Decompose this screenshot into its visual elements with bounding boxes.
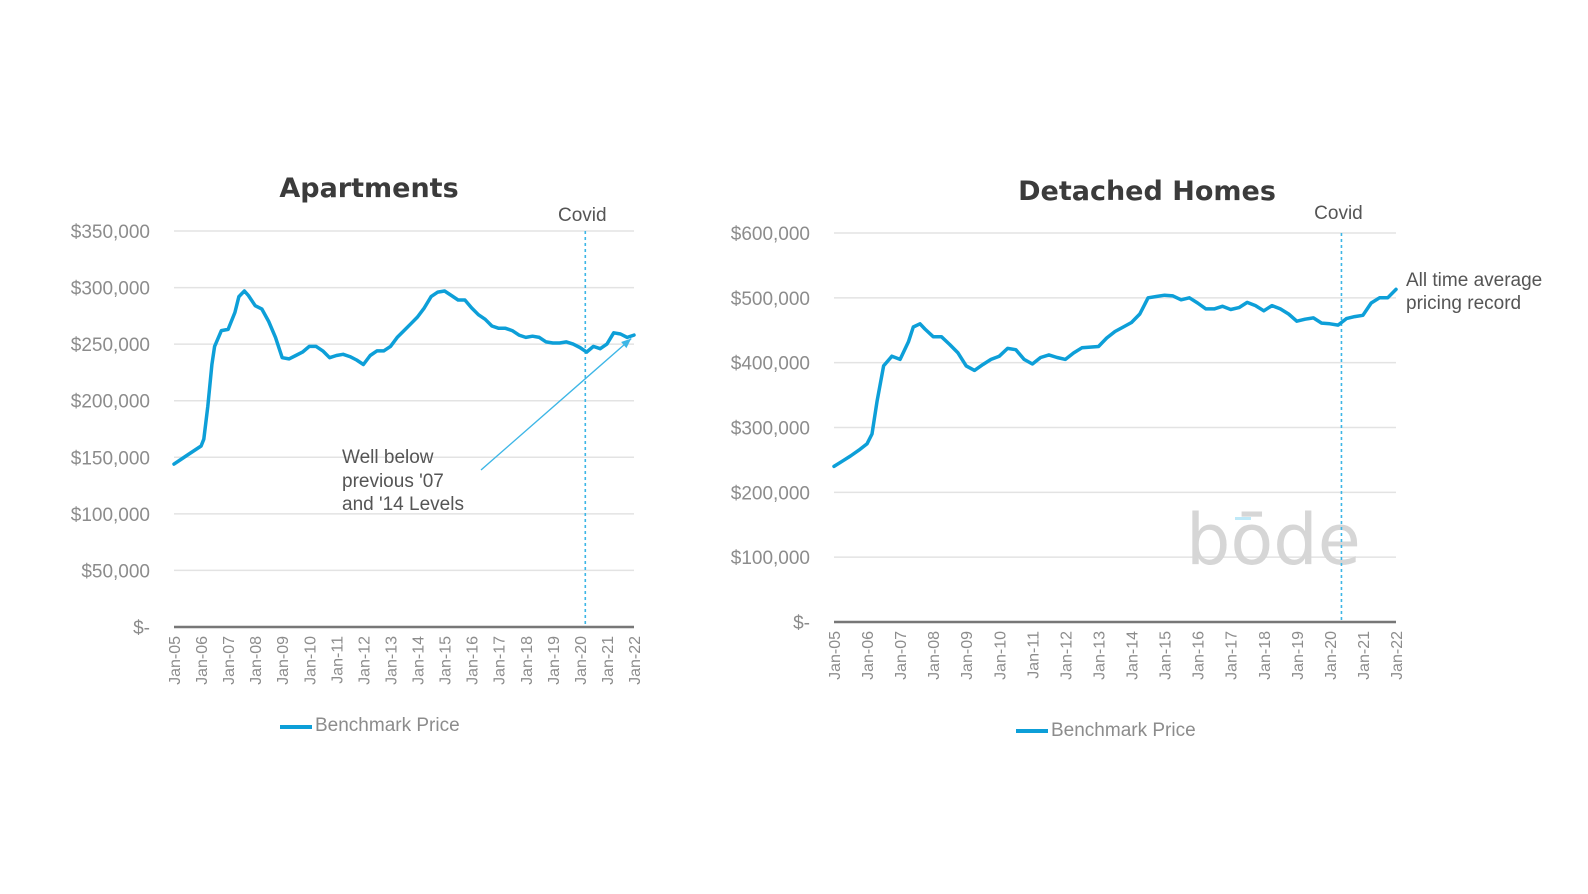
x-tick-label: Jan-17 <box>1224 631 1241 680</box>
watermark-accent-bar <box>1235 517 1251 520</box>
x-tick-label: Jan-08 <box>248 636 265 685</box>
x-tick-label: Jan-21 <box>1356 631 1373 680</box>
annotation-line-2: pricing record <box>1406 293 1521 314</box>
annotation-line-1: Well below <box>342 447 434 468</box>
x-tick-label: Jan-19 <box>1290 631 1307 680</box>
x-tick-label: Jan-07 <box>893 631 910 680</box>
legend-label: Benchmark Price <box>1051 720 1196 741</box>
legend: Benchmark Price <box>1016 720 1196 741</box>
x-tick-label: Jan-10 <box>302 636 319 685</box>
x-tick-label: Jan-15 <box>1158 631 1175 680</box>
legend: Benchmark Price <box>280 715 460 736</box>
y-tick-label: $400,000 <box>731 354 810 375</box>
x-tick-label: Jan-05 <box>167 636 184 685</box>
y-tick-label: $200,000 <box>731 483 810 504</box>
x-tick-label: Jan-06 <box>194 636 211 685</box>
y-tick-label: $600,000 <box>731 224 810 245</box>
legend-label: Benchmark Price <box>315 715 460 736</box>
covid-marker-label: Covid <box>558 205 607 226</box>
x-tick-label: Jan-16 <box>465 636 482 685</box>
x-tick-label: Jan-05 <box>827 631 844 680</box>
x-tick-label: Jan-22 <box>627 636 644 685</box>
y-tick-label: $250,000 <box>71 335 150 356</box>
benchmark-price-line <box>172 289 636 466</box>
x-tick-label: Jan-16 <box>1191 631 1208 680</box>
benchmark-price-line <box>832 287 1398 469</box>
x-tick-label: Jan-21 <box>600 636 617 685</box>
apartments-chart: Apartments $- $50,000 $100,000 $150,000 $200… <box>71 173 644 736</box>
chart-title: Detached Homes <box>1018 176 1276 207</box>
y-tick-label: $300,000 <box>71 279 150 300</box>
chart-title: Apartments <box>279 173 458 204</box>
x-tick-label: Jan-20 <box>573 636 590 685</box>
y-tick-label: $500,000 <box>731 289 810 310</box>
y-tick-label: $350,000 <box>71 222 150 243</box>
x-tick-label: Jan-10 <box>992 631 1009 680</box>
x-tick-label: Jan-14 <box>1125 631 1142 680</box>
y-tick-label: $150,000 <box>71 448 150 469</box>
annotation-line-1: All time average <box>1406 270 1542 291</box>
x-tick-label: Jan-09 <box>275 636 292 685</box>
x-tick-label: Jan-09 <box>959 631 976 680</box>
annotation-arrow <box>480 337 632 471</box>
x-tick-label: Jan-18 <box>519 636 536 685</box>
x-tick-label: Jan-17 <box>492 636 509 685</box>
x-tick-label: Jan-11 <box>1025 631 1042 679</box>
annotation-line-3: and '14 Levels <box>342 494 464 515</box>
x-tick-label: Jan-20 <box>1323 631 1340 680</box>
y-tick-label: $- <box>133 618 150 639</box>
bode-watermark: bōde <box>1186 499 1361 581</box>
x-tick-label: Jan-07 <box>221 636 238 685</box>
x-tick-label: Jan-18 <box>1257 631 1274 680</box>
annotation: Well below previous '07 and '14 Levels <box>342 337 632 515</box>
covid-marker-label: Covid <box>1314 203 1363 224</box>
y-tick-label: $100,000 <box>731 548 810 569</box>
annotation-arrowhead-icon <box>621 338 632 349</box>
annotation-line-2: previous '07 <box>342 471 444 492</box>
gridlines <box>834 232 1396 558</box>
detached-homes-chart: Detached Homes $- $100,000 $200,000 $300,00… <box>731 176 1542 741</box>
x-tick-label: Jan-08 <box>926 631 943 680</box>
y-axis-ticks: $- $50,000 $100,000 $150,000 $200,000 $250,00… <box>71 222 150 639</box>
x-axis-ticks: Jan-05 Jan-06 Jan-07 Jan-08 Jan-09 Jan-10 Jan-… <box>827 631 1406 680</box>
x-tick-label: Jan-13 <box>383 636 400 685</box>
x-tick-label: Jan-22 <box>1389 631 1406 680</box>
y-tick-label: $200,000 <box>71 392 150 413</box>
y-tick-label: $300,000 <box>731 419 810 440</box>
x-tick-label: Jan-15 <box>438 636 455 685</box>
y-tick-label: $50,000 <box>81 561 150 582</box>
annotation: All time average pricing record <box>1406 270 1542 314</box>
x-tick-label: Jan-11 <box>329 636 346 684</box>
y-tick-label: $100,000 <box>71 505 150 526</box>
x-tick-label: Jan-12 <box>1058 631 1075 680</box>
x-tick-label: Jan-12 <box>356 636 373 685</box>
y-tick-label: $- <box>793 613 810 634</box>
x-tick-label: Jan-13 <box>1091 631 1108 680</box>
gridlines <box>174 230 634 572</box>
y-axis-ticks: $- $100,000 $200,000 $300,000 $400,000 $500,0… <box>731 224 810 634</box>
x-tick-label: Jan-19 <box>546 636 563 685</box>
x-tick-label: Jan-06 <box>860 631 877 680</box>
x-axis-ticks: Jan-05 Jan-06 Jan-07 Jan-08 Jan-09 Jan-10 Jan-… <box>167 636 644 685</box>
x-tick-label: Jan-14 <box>411 636 428 685</box>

+---+

# Aim of the task:
Update the listing by replacing "Detached Homes" with "Single-Family Homes", and change nothing else. Omit the pictures from your answer.

# Correct result:
Decompose this screenshot into its visual elements with bounding boxes.
x-tick-label: Jan-17 <box>1224 631 1241 680</box>
watermark-accent-bar <box>1235 517 1251 520</box>
x-tick-label: Jan-08 <box>248 636 265 685</box>
x-tick-label: Jan-21 <box>1356 631 1373 680</box>
annotation-line-2: pricing record <box>1406 293 1521 314</box>
annotation-line-1: Well below <box>342 447 434 468</box>
x-tick-label: Jan-19 <box>1290 631 1307 680</box>
x-tick-label: Jan-07 <box>893 631 910 680</box>
legend-label: Benchmark Price <box>1051 720 1196 741</box>
legend: Benchmark Price <box>1016 720 1196 741</box>
x-tick-label: Jan-10 <box>302 636 319 685</box>
x-tick-label: Jan-15 <box>1158 631 1175 680</box>
legend: Benchmark Price <box>280 715 460 736</box>
y-tick-label: $400,000 <box>731 354 810 375</box>
x-tick-label: Jan-05 <box>167 636 184 685</box>
y-tick-label: $200,000 <box>731 483 810 504</box>
x-tick-label: Jan-06 <box>194 636 211 685</box>
y-tick-label: $600,000 <box>731 224 810 245</box>
legend-label: Benchmark Price <box>315 715 460 736</box>
covid-marker-label: Covid <box>558 205 607 226</box>
x-tick-label: Jan-16 <box>465 636 482 685</box>
x-tick-label: Jan-05 <box>827 631 844 680</box>
x-tick-label: Jan-22 <box>627 636 644 685</box>
y-tick-label: $250,000 <box>71 335 150 356</box>
benchmark-price-line <box>172 289 636 466</box>
x-tick-label: Jan-16 <box>1191 631 1208 680</box>
benchmark-price-line <box>832 287 1398 469</box>
x-tick-label: Jan-21 <box>600 636 617 685</box>
apartments-chart: Apartments $- $50,000 $100,000 $150,000 $200… <box>71 173 644 736</box>
chart-title: Single-Family Homes <box>1018 176 1276 207</box>
y-tick-label: $300,000 <box>71 279 150 300</box>
chart-title: Apartments <box>279 173 458 204</box>
x-tick-label: Jan-20 <box>573 636 590 685</box>
y-tick-label: $500,000 <box>731 289 810 310</box>
y-tick-label: $350,000 <box>71 222 150 243</box>
x-tick-label: Jan-10 <box>992 631 1009 680</box>
x-tick-label: Jan-14 <box>1125 631 1142 680</box>
y-tick-label: $150,000 <box>71 448 150 469</box>
annotation-line-1: All time average <box>1406 270 1542 291</box>
x-tick-label: Jan-09 <box>275 636 292 685</box>
x-tick-label: Jan-09 <box>959 631 976 680</box>
annotation-arrow <box>480 337 632 471</box>
x-tick-label: Jan-18 <box>519 636 536 685</box>
x-tick-label: Jan-17 <box>492 636 509 685</box>
x-tick-label: Jan-11 <box>1025 631 1042 679</box>
annotation-line-3: and '14 Levels <box>342 494 464 515</box>
x-tick-label: Jan-20 <box>1323 631 1340 680</box>
y-tick-label: $- <box>133 618 150 639</box>
bode-watermark: bōde <box>1186 499 1361 581</box>
x-tick-label: Jan-07 <box>221 636 238 685</box>
x-tick-label: Jan-18 <box>1257 631 1274 680</box>
annotation: Well below previous '07 and '14 Levels <box>342 337 632 515</box>
covid-marker-label: Covid <box>1314 203 1363 224</box>
y-tick-label: $100,000 <box>731 548 810 569</box>
annotation-arrowhead-icon <box>621 338 632 349</box>
annotation-line-2: previous '07 <box>342 471 444 492</box>
gridlines <box>834 232 1396 558</box>
detached-homes-chart: Single-Family Homes $- $100,000 $200,000 $300,00… <box>731 176 1542 741</box>
x-tick-label: Jan-08 <box>926 631 943 680</box>
y-axis-ticks: $- $50,000 $100,000 $150,000 $200,000 $250,00… <box>71 222 150 639</box>
x-axis-ticks: Jan-05 Jan-06 Jan-07 Jan-08 Jan-09 Jan-10 Jan-… <box>827 631 1406 680</box>
x-tick-label: Jan-13 <box>383 636 400 685</box>
x-tick-label: Jan-22 <box>1389 631 1406 680</box>
y-tick-label: $200,000 <box>71 392 150 413</box>
y-tick-label: $300,000 <box>731 419 810 440</box>
x-tick-label: Jan-15 <box>438 636 455 685</box>
y-tick-label: $50,000 <box>81 561 150 582</box>
annotation: All time average pricing record <box>1406 270 1542 314</box>
x-tick-label: Jan-11 <box>329 636 346 684</box>
y-tick-label: $100,000 <box>71 505 150 526</box>
x-tick-label: Jan-12 <box>1058 631 1075 680</box>
x-tick-label: Jan-12 <box>356 636 373 685</box>
y-tick-label: $- <box>793 613 810 634</box>
x-tick-label: Jan-13 <box>1091 631 1108 680</box>
gridlines <box>174 230 634 572</box>
y-axis-ticks: $- $100,000 $200,000 $300,000 $400,000 $500,0… <box>731 224 810 634</box>
x-tick-label: Jan-19 <box>546 636 563 685</box>
x-tick-label: Jan-06 <box>860 631 877 680</box>
x-axis-ticks: Jan-05 Jan-06 Jan-07 Jan-08 Jan-09 Jan-10 Jan-… <box>167 636 644 685</box>
x-tick-label: Jan-14 <box>411 636 428 685</box>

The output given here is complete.